Bounding box entries

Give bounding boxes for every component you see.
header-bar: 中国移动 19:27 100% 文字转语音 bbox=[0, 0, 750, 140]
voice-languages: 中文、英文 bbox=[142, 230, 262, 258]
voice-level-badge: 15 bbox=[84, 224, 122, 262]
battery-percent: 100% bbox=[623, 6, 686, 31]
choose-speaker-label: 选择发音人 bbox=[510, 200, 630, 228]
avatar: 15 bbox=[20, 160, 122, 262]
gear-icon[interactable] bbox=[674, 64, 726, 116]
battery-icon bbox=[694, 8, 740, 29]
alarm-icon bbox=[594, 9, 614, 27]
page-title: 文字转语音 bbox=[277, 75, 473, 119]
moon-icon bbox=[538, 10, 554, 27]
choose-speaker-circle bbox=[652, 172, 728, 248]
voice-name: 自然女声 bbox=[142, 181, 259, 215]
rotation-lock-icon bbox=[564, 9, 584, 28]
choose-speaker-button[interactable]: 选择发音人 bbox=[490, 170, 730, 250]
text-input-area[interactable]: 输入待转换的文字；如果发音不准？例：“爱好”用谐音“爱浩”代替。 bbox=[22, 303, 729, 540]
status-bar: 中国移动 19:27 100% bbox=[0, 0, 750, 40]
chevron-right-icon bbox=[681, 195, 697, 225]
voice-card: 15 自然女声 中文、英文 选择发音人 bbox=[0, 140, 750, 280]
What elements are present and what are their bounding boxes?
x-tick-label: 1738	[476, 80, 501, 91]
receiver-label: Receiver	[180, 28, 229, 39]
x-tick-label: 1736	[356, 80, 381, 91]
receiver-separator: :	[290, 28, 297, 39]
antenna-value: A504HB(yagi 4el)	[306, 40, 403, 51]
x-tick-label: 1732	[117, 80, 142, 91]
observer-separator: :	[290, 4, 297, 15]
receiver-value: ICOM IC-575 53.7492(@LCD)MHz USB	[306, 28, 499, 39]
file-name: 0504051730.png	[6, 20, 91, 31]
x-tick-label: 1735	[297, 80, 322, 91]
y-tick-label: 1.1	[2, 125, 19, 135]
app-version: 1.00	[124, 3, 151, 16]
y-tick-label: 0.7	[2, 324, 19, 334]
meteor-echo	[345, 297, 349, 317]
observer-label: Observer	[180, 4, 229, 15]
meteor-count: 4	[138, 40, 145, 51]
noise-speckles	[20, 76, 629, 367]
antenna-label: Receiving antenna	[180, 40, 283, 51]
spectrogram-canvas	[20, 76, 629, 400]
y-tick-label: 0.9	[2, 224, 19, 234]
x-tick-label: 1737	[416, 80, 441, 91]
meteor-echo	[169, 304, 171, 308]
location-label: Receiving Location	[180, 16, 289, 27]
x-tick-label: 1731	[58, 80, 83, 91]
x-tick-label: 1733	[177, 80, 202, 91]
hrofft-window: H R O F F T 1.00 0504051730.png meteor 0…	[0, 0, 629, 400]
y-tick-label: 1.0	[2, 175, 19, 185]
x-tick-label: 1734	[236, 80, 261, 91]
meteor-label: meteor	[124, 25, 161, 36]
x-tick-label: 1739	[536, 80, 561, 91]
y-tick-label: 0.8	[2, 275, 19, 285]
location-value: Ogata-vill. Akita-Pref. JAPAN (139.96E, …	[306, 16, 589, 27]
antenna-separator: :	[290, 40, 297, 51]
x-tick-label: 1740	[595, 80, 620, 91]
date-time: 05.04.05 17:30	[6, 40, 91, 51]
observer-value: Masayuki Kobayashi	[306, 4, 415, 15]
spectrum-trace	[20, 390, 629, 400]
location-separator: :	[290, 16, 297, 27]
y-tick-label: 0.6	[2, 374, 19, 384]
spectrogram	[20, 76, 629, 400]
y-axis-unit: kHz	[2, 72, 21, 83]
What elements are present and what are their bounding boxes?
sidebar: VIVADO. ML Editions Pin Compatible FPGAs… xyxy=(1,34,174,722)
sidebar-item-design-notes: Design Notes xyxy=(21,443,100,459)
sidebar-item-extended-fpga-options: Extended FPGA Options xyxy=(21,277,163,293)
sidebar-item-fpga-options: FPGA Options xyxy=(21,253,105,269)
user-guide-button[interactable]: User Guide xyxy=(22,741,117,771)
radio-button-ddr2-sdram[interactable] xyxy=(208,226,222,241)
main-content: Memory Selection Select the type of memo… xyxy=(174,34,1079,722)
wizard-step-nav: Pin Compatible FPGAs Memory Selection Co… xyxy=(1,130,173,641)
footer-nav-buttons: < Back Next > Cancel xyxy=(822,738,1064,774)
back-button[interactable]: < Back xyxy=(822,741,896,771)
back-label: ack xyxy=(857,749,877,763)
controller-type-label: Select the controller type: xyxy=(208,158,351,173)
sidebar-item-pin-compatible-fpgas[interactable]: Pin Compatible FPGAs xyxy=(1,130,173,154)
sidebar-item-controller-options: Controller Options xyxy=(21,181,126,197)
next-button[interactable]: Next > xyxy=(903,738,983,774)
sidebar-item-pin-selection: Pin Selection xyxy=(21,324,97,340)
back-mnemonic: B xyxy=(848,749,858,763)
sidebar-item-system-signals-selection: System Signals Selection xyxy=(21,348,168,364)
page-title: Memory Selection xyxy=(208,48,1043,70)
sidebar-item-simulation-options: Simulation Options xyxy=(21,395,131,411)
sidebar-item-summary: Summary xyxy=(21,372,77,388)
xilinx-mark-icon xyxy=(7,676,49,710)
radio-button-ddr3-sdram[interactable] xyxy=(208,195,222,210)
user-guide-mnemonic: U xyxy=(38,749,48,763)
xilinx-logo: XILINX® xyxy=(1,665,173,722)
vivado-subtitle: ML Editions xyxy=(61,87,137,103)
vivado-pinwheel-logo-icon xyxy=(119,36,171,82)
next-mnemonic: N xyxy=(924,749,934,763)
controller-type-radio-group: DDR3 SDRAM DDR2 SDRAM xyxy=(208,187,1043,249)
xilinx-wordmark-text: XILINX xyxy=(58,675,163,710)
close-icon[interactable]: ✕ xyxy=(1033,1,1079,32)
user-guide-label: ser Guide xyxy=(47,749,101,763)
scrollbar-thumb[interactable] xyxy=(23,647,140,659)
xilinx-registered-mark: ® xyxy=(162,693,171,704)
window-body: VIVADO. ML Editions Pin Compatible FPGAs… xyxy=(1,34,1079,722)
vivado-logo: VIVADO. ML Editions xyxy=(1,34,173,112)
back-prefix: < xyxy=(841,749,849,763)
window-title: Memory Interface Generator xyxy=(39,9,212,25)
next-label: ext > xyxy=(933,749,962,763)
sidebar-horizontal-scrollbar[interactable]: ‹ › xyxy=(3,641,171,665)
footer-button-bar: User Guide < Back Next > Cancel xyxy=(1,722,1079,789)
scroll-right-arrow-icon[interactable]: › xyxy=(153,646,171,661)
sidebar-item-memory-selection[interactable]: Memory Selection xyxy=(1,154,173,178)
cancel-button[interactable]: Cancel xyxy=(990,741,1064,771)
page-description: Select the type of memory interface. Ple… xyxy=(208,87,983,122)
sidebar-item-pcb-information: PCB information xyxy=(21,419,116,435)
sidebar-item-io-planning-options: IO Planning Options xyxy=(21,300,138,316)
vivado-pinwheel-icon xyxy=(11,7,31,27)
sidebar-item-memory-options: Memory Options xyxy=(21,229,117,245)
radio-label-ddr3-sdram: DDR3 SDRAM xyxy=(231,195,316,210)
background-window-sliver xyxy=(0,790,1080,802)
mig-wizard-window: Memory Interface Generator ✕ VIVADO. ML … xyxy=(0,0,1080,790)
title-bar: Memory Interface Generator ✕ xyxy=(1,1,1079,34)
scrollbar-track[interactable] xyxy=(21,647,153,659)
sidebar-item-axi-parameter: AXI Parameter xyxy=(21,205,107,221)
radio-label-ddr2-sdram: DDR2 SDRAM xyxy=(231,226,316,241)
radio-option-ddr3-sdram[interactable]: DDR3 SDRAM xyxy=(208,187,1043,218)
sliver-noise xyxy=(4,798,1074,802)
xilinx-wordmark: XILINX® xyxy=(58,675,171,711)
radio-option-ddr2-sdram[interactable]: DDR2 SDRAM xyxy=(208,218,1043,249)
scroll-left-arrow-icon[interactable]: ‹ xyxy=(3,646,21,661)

**Required work**. Rewrite the data from its first line through the line containing "170, 730, 250]", inclusive, changing each occurrence of "bbox" to "box" and leaving everything else untouched.

**Output for this exercise**.
Give bounding boxes for every component you see.
header-bar: 中国移动 19:27 100% 文字转语音 box=[0, 0, 750, 140]
voice-languages: 中文、英文 box=[142, 230, 262, 258]
voice-level-badge: 15 box=[84, 224, 122, 262]
battery-percent: 100% box=[623, 6, 686, 31]
choose-speaker-label: 选择发音人 box=[510, 200, 630, 228]
avatar: 15 box=[20, 160, 122, 262]
gear-icon[interactable] box=[674, 64, 726, 116]
battery-icon box=[694, 8, 740, 29]
alarm-icon box=[594, 9, 614, 27]
page-title: 文字转语音 box=[277, 75, 473, 119]
moon-icon box=[538, 10, 554, 27]
choose-speaker-circle box=[652, 172, 728, 248]
voice-name: 自然女声 box=[142, 181, 259, 215]
rotation-lock-icon box=[564, 9, 584, 28]
choose-speaker-button[interactable]: 选择发音人 box=[490, 170, 730, 250]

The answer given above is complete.